WHAT TO WORK ON:
1. In the restaurant-location write-up, what share of new businesses does the SBA find fail in their first 2 years?
2. From the write-up on picking a New York City neighborhood for a restaurant, return the stretch from "Target Audience" through "in 10 years.".
3. Resume the write-up on choosing a New York City neighborhood for a new restaurant from the point where it stops.

READING PASSAGE:
☆ ☆ ☆ ☆ ☆
Battle of the Neighborhoods - Search for NYC Neighborhood for a Restaurant Business Start-Up

1 Business Problem

Target Audience


Investors who plan to engage in a new restaurant business venture in New York City area who has a great concept and selection of food to offer but has concerns with going ahead with the investment due to lack of understanding of the neighborhood targeted for the start-up.

Problem to Solve


Figure out the neighborhood to open the restaurant which significantly provide the best chance for the business to succeed. The concern is due to research findings by US Small Business Administration (SBA) that 30% of new business fails in the first 2 years, 50% in 5 years and 66% in 10 years.

The SBA findings should make it a necessity for new business investors to include and consider location data analysis in their research when putting up a business. Investors needs to get a good insight of the neighborhood the business will operate. For a new business venture such as a Restaurant to be viable, an investor has to ensure neighborhood is located in high foot traffic area with good proximity to city center. Investor also needs to be critical to population and crime trends.
☆ ☆ ☆ ☆ ☆
EXTRACTED RECORDS:

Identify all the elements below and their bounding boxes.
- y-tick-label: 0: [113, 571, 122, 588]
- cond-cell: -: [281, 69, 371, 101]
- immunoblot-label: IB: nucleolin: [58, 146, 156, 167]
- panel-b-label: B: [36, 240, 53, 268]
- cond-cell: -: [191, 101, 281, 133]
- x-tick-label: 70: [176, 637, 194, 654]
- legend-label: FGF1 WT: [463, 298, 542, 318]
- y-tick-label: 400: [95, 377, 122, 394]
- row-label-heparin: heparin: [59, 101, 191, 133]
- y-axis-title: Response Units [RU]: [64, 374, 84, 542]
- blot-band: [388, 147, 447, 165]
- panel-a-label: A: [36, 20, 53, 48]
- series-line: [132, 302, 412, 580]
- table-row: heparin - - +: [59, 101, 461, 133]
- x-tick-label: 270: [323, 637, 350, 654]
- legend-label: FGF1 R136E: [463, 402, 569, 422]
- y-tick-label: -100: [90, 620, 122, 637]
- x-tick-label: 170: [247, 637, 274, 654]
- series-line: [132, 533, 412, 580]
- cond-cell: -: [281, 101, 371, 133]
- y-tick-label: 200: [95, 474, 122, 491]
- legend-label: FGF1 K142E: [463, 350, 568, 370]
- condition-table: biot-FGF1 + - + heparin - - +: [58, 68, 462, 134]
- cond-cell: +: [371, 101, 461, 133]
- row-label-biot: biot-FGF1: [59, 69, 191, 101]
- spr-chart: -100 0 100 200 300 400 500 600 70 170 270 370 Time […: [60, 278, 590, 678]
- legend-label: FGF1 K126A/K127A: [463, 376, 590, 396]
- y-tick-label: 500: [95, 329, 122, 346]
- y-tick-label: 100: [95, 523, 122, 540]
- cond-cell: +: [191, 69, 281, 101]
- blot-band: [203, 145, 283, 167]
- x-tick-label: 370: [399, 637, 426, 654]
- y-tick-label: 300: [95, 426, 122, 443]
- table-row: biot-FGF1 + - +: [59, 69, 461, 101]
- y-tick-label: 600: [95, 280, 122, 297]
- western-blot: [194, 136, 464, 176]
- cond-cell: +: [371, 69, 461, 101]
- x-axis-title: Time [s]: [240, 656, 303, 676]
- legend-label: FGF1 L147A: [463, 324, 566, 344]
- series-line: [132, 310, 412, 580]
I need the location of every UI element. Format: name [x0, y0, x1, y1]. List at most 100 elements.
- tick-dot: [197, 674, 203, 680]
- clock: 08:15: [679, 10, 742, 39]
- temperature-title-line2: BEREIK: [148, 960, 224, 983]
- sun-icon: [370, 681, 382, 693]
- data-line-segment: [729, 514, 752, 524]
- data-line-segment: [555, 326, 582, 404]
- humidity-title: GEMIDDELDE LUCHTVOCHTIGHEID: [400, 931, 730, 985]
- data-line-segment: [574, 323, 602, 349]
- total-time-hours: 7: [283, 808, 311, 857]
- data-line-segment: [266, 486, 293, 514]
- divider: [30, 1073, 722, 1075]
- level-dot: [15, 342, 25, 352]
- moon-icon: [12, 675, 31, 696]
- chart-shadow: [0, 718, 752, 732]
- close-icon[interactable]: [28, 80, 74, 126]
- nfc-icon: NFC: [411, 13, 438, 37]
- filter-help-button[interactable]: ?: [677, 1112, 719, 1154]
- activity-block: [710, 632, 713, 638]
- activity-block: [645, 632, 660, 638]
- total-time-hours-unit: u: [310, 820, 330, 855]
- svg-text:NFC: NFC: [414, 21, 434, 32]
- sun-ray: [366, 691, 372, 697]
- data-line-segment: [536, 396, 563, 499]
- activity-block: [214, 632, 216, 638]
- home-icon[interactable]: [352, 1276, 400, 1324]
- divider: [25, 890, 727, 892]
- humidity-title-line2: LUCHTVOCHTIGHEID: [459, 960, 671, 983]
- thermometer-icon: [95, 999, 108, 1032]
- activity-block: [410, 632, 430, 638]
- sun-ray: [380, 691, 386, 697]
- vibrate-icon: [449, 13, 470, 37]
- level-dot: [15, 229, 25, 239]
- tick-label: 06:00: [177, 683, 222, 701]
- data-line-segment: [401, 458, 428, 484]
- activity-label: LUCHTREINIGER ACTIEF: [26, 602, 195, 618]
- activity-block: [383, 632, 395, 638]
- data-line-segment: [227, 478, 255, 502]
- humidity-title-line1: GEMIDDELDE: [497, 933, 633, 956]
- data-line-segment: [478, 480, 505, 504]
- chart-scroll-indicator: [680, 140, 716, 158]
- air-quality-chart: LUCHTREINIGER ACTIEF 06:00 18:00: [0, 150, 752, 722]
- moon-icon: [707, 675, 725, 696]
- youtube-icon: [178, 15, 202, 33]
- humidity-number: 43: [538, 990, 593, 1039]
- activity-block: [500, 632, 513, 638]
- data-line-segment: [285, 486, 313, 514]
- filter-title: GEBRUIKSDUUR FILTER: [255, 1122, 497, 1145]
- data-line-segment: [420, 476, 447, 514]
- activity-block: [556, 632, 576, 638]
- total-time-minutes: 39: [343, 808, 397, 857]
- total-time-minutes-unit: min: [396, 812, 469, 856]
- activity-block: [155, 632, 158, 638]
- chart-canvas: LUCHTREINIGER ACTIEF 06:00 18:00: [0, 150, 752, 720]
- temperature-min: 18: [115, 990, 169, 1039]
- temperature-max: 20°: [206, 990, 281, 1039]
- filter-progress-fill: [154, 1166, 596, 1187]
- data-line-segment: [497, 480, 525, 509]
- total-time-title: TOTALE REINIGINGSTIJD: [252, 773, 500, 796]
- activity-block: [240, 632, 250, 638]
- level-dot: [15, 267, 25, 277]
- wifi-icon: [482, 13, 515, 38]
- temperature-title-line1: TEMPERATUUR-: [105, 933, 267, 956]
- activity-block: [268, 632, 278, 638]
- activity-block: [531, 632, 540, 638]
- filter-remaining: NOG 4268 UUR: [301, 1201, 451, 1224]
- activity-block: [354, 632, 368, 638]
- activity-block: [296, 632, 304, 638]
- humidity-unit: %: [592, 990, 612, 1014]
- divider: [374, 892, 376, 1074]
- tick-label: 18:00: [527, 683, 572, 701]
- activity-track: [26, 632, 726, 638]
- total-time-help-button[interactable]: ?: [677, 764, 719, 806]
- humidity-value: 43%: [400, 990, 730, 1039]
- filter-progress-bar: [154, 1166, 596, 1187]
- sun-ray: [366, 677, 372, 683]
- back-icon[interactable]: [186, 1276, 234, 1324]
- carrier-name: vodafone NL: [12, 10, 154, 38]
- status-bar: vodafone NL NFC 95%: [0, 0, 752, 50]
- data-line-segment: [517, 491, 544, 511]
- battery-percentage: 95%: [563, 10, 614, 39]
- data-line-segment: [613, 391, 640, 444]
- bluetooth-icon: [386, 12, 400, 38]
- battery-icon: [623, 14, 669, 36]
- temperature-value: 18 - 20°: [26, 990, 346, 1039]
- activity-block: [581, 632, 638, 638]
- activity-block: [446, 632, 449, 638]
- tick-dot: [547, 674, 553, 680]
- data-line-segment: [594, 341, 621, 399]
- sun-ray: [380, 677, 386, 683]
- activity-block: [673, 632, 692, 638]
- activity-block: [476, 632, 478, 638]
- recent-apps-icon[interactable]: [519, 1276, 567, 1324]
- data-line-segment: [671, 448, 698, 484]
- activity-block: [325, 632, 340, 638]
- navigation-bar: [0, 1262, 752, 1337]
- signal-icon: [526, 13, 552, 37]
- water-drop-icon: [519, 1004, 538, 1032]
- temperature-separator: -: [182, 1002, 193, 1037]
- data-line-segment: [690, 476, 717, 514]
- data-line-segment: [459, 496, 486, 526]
☆ ☆ ☆ ☆ ☆
ANSWERS PROVIDED:
1. 30%

2.
Target Audience


Investors who plan to engage in a new restaurant business venture in New York City area who has a great concept and selection of food to offer but has concerns with going ahead with the investment due to lack of understanding of the neighborhood targeted for the start-up.

Problem to Solve


Figure out the neighborhood to open the restaurant which significantly provide the best chance for the business to succeed. The concern is due to research findings by US Small Business Administration (SBA) that 30% of new business fails in the first 2 years, 50% in 5 years and 66% in 10 years.

3.
To address these concerns, an exploratory data analysis have been conducted on all of the New York City boroughs using NYC Open Data containing historical crime, population and housing data. After getting a better insight of the boroughs, segmentation and clustering is conducted on its underlying neighborhood using the neighborhood’s social networking data made available by Foursquare API to figure out the ideal location for the business.

Why Target Audience Would Care


Restaurant business investors will find the result of the analysis invaluable as a good insight of the neighborhood provides for them the information to anticipate and better manage some of the risks that goes along with a new business start-up.

2 Data Utilized on the Research

Data Source

New York City Open Data

  • NYPD Complaint Historical Data 2006 to 2017
  • NYC Borough Boundaries (JSON)

New York City Planning

  • NYC Borough Population 1900 to 2010
  • NYC Total Housing Units 1940 to 2010

New York University Spatial Data Repository

  • NYC Bourough Neighborhood Coordinates (JSON)

Google Map API

  • Reverse Geo Coding

Foursquare API

  • Neighborhood Venues

Data Wrangling and Transformation Approach

New York City Open Data

New York City Planning

New York University Spatial Data Repository

  • NYC Bourough Neighborhood Coordinates (JSON)
    JSON file had to be downloaded separately with several missing neighborhood needed to be added to produced unbiased result.
    Source: https://geo.nyu.edu/catalog/nyu_2451_34572

Google Map API

A Google cloud account was opened in order to conduct reverse geo mapping. NYPD Crime Data only provides the latitude and longitude coordinates of the reported crime. The analysis requires the neighborhood crime data be incorporated in the investors decision making.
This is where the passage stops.